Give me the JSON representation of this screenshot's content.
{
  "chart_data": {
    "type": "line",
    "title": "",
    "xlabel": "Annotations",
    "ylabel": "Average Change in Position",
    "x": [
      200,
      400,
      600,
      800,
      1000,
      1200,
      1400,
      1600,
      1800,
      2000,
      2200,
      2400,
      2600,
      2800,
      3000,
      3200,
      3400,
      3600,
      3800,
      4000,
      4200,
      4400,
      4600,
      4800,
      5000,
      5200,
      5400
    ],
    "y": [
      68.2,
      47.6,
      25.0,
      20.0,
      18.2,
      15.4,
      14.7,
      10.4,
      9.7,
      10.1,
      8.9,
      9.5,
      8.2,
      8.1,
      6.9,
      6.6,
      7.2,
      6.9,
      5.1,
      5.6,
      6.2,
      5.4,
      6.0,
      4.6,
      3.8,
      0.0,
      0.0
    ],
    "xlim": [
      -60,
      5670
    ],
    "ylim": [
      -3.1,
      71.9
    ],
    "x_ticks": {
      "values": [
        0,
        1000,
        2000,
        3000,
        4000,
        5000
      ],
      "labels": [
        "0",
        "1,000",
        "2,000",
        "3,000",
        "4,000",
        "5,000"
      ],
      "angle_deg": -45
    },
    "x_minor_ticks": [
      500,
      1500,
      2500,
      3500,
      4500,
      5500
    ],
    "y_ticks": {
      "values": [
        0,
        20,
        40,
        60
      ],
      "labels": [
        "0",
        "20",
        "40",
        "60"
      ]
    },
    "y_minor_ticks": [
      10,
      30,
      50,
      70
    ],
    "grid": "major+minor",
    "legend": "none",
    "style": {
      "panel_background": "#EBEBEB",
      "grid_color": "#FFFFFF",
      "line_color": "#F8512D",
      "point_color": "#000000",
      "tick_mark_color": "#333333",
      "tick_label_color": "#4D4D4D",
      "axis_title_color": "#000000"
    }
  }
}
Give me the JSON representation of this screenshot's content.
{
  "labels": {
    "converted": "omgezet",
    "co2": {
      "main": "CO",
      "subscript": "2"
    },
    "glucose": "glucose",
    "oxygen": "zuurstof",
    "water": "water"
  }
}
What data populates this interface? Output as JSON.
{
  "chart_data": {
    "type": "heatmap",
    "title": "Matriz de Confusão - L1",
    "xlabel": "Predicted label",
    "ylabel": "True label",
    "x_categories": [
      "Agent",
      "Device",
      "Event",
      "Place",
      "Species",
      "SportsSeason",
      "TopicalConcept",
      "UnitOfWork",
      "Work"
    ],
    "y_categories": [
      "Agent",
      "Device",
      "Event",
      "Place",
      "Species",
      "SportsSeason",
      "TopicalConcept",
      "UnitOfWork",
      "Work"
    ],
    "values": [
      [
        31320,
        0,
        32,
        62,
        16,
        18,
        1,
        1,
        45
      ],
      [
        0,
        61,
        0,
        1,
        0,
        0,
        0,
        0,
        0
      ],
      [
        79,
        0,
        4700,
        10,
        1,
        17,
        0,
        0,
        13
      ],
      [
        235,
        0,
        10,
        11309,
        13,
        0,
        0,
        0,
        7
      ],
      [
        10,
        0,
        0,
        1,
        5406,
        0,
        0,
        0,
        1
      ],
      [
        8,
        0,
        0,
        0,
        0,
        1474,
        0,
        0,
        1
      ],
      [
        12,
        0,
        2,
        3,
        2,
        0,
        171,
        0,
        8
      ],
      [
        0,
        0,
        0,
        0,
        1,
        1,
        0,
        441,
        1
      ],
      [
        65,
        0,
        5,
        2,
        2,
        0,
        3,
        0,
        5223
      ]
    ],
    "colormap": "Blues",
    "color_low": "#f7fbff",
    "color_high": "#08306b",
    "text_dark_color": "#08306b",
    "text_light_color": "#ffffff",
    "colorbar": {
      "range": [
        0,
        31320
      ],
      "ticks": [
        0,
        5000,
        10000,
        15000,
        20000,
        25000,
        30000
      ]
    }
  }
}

________________

Repeat the entries above exactly, leaving nothing out.

▶ _ANSWER_:
Give me the JSON representation of this screenshot's content.
{
  "chart_data": {
    "type": "line",
    "title": "",
    "xlabel": "Annotations",
    "ylabel": "Average Change in Position",
    "x": [
      200,
      400,
      600,
      800,
      1000,
      1200,
      1400,
      1600,
      1800,
      2000,
      2200,
      2400,
      2600,
      2800,
      3000,
      3200,
      3400,
      3600,
      3800,
      4000,
      4200,
      4400,
      4600,
      4800,
      5000,
      5200,
      5400
    ],
    "y": [
      68.2,
      47.6,
      25.0,
      20.0,
      18.2,
      15.4,
      14.7,
      10.4,
      9.7,
      10.1,
      8.9,
      9.5,
      8.2,
      8.1,
      6.9,
      6.6,
      7.2,
      6.9,
      5.1,
      5.6,
      6.2,
      5.4,
      6.0,
      4.6,
      3.8,
      0.0,
      0.0
    ],
    "xlim": [
      -60,
      5670
    ],
    "ylim": [
      -3.1,
      71.9
    ],
    "x_ticks": {
      "values": [
        0,
        1000,
        2000,
        3000,
        4000,
        5000
      ],
      "labels": [
        "0",
        "1,000",
        "2,000",
        "3,000",
        "4,000",
        "5,000"
      ],
      "angle_deg": -45
    },
    "x_minor_ticks": [
      500,
      1500,
      2500,
      3500,
      4500,
      5500
    ],
    "y_ticks": {
      "values": [
        0,
        20,
        40,
        60
      ],
      "labels": [
        "0",
        "20",
        "40",
        "60"
      ]
    },
    "y_minor_ticks": [
      10,
      30,
      50,
      70
    ],
    "grid": "major+minor",
    "legend": "none",
    "style": {
      "panel_background": "#EBEBEB",
      "grid_color": "#FFFFFF",
      "line_color": "#F8512D",
      "point_color": "#000000",
      "tick_mark_color": "#333333",
      "tick_label_color": "#4D4D4D",
      "axis_title_color": "#000000"
    }
  }
}
Give me the JSON representation of this screenshot's content.
{
  "labels": {
    "converted": "omgezet",
    "co2": {
      "main": "CO",
      "subscript": "2"
    },
    "glucose": "glucose",
    "oxygen": "zuurstof",
    "water": "water"
  }
}
What data populates this interface? Output as JSON.
{
  "chart_data": {
    "type": "heatmap",
    "title": "Matriz de Confusão - L1",
    "xlabel": "Predicted label",
    "ylabel": "True label",
    "x_categories": [
      "Agent",
      "Device",
      "Event",
      "Place",
      "Species",
      "SportsSeason",
      "TopicalConcept",
      "UnitOfWork",
      "Work"
    ],
    "y_categories": [
      "Agent",
      "Device",
      "Event",
      "Place",
      "Species",
      "SportsSeason",
      "TopicalConcept",
      "UnitOfWork",
      "Work"
    ],
    "values": [
      [
        31320,
        0,
        32,
        62,
        16,
        18,
        1,
        1,
        45
      ],
      [
        0,
        61,
        0,
        1,
        0,
        0,
        0,
        0,
        0
      ],
      [
        79,
        0,
        4700,
        10,
        1,
        17,
        0,
        0,
        13
      ],
      [
        235,
        0,
        10,
        11309,
        13,
        0,
        0,
        0,
        7
      ],
      [
        10,
        0,
        0,
        1,
        5406,
        0,
        0,
        0,
        1
      ],
      [
        8,
        0,
        0,
        0,
        0,
        1474,
        0,
        0,
        1
      ],
      [
        12,
        0,
        2,
        3,
        2,
        0,
        171,
        0,
        8
      ],
      [
        0,
        0,
        0,
        0,
        1,
        1,
        0,
        441,
        1
      ],
      [
        65,
        0,
        5,
        2,
        2,
        0,
        3,
        0,
        5223
      ]
    ],
    "colormap": "Blues",
    "color_low": "#f7fbff",
    "color_high": "#08306b",
    "text_dark_color": "#08306b",
    "text_light_color": "#ffffff",
    "colorbar": {
      "range": [
        0,
        31320
      ],
      "ticks": [
        0,
        5000,
        10000,
        15000,
        20000,
        25000,
        30000
      ]
    }
  }
}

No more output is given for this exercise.